Problem to work on:
Reproduce each line from the records that holds "linolénico".

Records shown:
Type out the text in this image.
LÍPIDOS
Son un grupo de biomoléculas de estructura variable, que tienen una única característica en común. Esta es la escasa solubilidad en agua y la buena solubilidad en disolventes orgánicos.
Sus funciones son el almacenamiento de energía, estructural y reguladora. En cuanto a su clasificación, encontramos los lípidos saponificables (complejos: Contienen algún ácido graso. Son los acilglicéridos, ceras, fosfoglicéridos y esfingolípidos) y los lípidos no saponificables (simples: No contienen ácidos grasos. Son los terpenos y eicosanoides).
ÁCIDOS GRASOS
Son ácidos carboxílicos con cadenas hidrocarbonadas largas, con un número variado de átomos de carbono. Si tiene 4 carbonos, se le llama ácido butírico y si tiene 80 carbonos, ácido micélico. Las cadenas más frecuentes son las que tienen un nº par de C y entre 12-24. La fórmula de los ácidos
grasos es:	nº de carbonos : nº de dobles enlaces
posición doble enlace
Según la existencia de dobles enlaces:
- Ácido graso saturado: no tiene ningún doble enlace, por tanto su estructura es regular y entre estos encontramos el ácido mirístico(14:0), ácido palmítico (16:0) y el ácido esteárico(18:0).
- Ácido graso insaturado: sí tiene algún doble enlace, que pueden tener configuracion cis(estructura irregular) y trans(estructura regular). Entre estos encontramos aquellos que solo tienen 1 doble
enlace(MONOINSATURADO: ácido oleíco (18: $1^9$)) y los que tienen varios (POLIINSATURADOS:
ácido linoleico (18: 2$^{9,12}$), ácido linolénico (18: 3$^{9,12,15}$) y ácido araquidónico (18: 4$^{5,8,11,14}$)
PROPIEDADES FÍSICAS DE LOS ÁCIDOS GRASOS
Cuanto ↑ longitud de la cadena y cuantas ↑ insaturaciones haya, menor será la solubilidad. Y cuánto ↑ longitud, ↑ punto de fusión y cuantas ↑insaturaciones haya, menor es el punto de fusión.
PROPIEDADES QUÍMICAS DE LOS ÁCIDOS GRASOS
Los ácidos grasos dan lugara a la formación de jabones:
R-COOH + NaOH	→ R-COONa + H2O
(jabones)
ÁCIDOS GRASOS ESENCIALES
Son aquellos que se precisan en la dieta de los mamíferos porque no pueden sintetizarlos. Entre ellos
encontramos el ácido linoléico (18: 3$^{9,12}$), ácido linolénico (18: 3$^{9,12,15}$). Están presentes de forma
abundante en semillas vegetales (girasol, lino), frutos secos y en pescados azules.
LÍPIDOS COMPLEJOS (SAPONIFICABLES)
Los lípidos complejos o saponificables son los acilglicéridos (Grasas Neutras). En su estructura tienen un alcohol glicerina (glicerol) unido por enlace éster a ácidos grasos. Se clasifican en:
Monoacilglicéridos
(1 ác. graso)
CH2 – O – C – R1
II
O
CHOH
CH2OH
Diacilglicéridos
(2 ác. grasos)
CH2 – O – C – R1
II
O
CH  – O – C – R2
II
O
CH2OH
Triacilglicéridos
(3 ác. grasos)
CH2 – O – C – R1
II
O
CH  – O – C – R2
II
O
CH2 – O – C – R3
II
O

Result:
ácido linoleico (18: 2$^{9,12}$), ácido linolénico (18: 3$^{9,12,15}$) y ácido araquidónico (18: 4$^{5,8,11,14}$)
encontramos el ácido linoléico (18: 3$^{9,12}$), ácido linolénico (18: 3$^{9,12,15}$). Están presentes de forma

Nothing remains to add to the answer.